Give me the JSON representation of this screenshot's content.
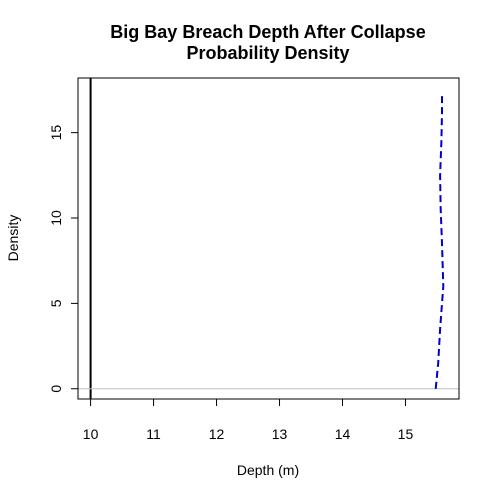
{
  "chart_data": {
    "type": "line",
    "title_lines": [
      "Big Bay Breach Depth After Collapse",
      "Probability Density"
    ],
    "xlabel": "Depth (m)",
    "ylabel": "Density",
    "xlim": [
      9.8,
      15.85
    ],
    "ylim": [
      -0.6,
      18.2
    ],
    "x_ticks": [
      10,
      11,
      12,
      13,
      14,
      15
    ],
    "x_tick_labels": [
      "10",
      "11",
      "12",
      "13",
      "14",
      "15"
    ],
    "y_ticks": [
      0,
      5,
      10,
      15
    ],
    "y_tick_labels": [
      "0",
      "5",
      "10",
      "15"
    ],
    "grid": false,
    "legend": "none",
    "reference_lines": [
      {
        "name": "vertical-reference-line",
        "orientation": "vertical",
        "value": 10,
        "color": "#000000",
        "style": "solid"
      },
      {
        "name": "zero-baseline",
        "orientation": "horizontal",
        "value": 0,
        "color": "#bebebe",
        "style": "solid"
      }
    ],
    "series": [
      {
        "style": "dashed",
        "color": "#0000cd",
        "x": [
          15.48,
          15.52,
          15.55,
          15.6,
          15.58,
          15.56,
          15.55,
          15.57,
          15.58,
          15.58
        ],
        "y": [
          0.0,
          1.5,
          3.5,
          6.0,
          8.5,
          10.5,
          12.5,
          14.5,
          16.2,
          17.2
        ]
      }
    ]
  }
}
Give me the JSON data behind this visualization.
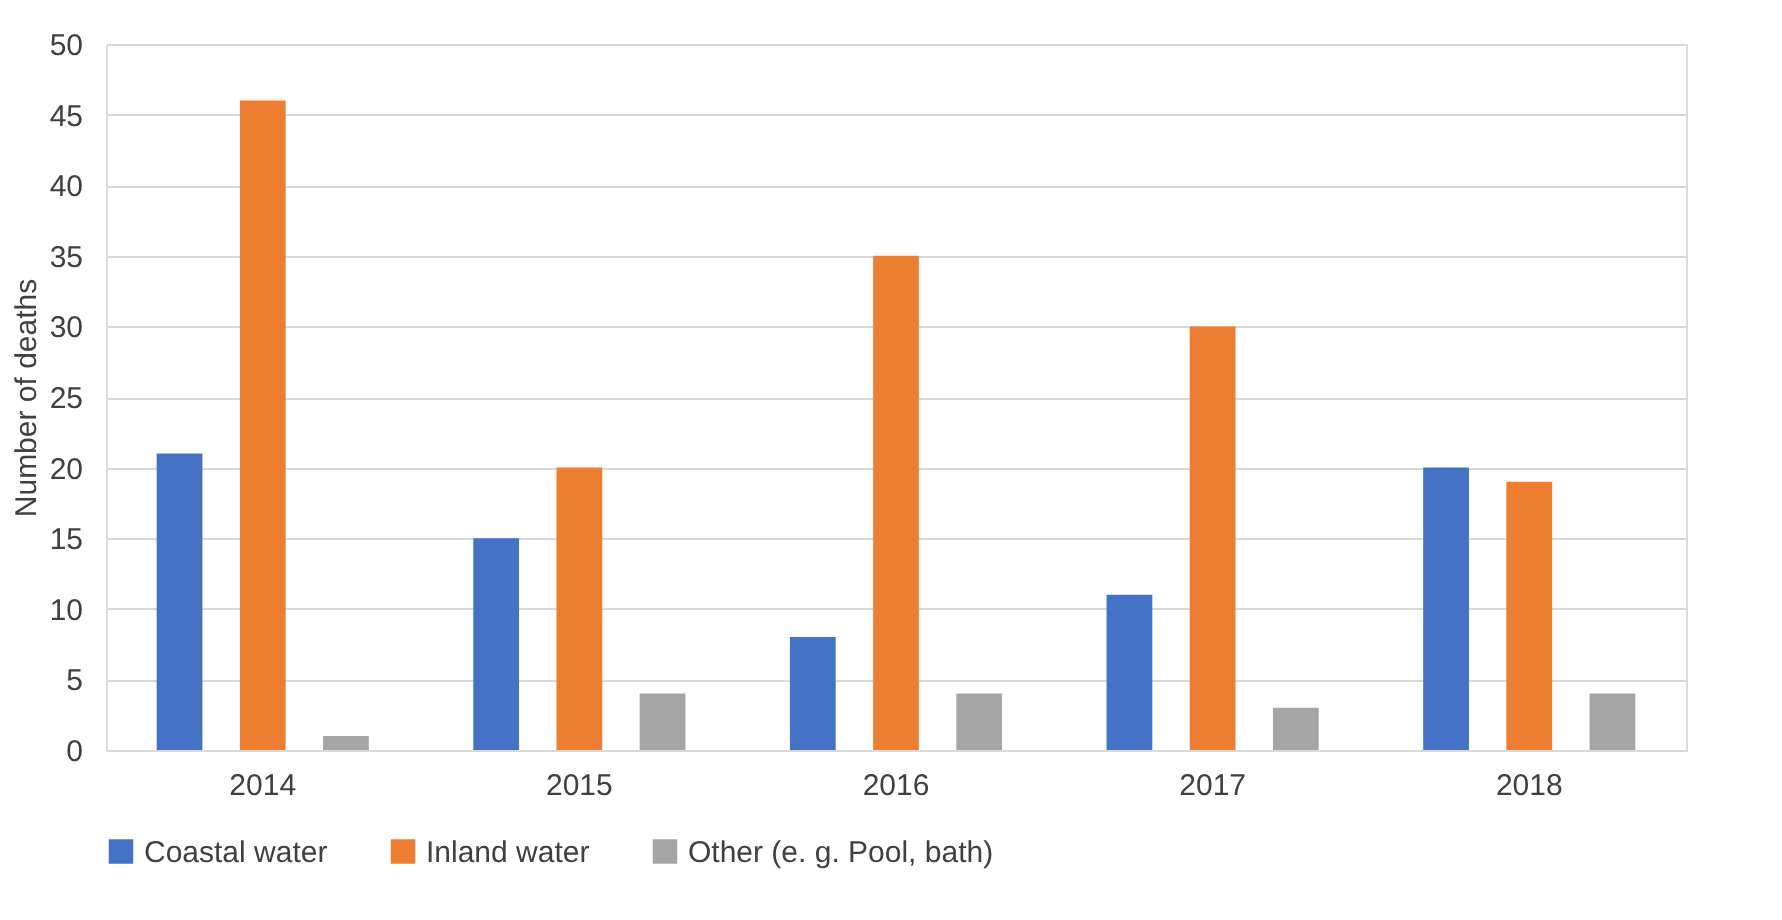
{
  "chart_data": {
    "type": "bar",
    "ylabel": "Number of deaths",
    "categories": [
      "2014",
      "2015",
      "2016",
      "2017",
      "2018"
    ],
    "series": [
      {
        "name": "Coastal water",
        "color": "#4472c4",
        "values": [
          21,
          15,
          8,
          11,
          20
        ]
      },
      {
        "name": "Inland water",
        "color": "#ed7d31",
        "values": [
          46,
          20,
          35,
          30,
          19
        ]
      },
      {
        "name": "Other (e. g. Pool, bath)",
        "color": "#a5a5a5",
        "values": [
          1,
          4,
          4,
          3,
          4
        ]
      }
    ],
    "ylim": [
      0,
      50
    ],
    "yticks": [
      0,
      5,
      10,
      15,
      20,
      25,
      30,
      35,
      40,
      45,
      50
    ],
    "grid": "y",
    "legend": "bottom"
  }
}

........

# Goal
Search the lines above for the string "Density", then show every one that has it.

# Solution to the exercise
      "Probability Density"
    "ylabel": "Density",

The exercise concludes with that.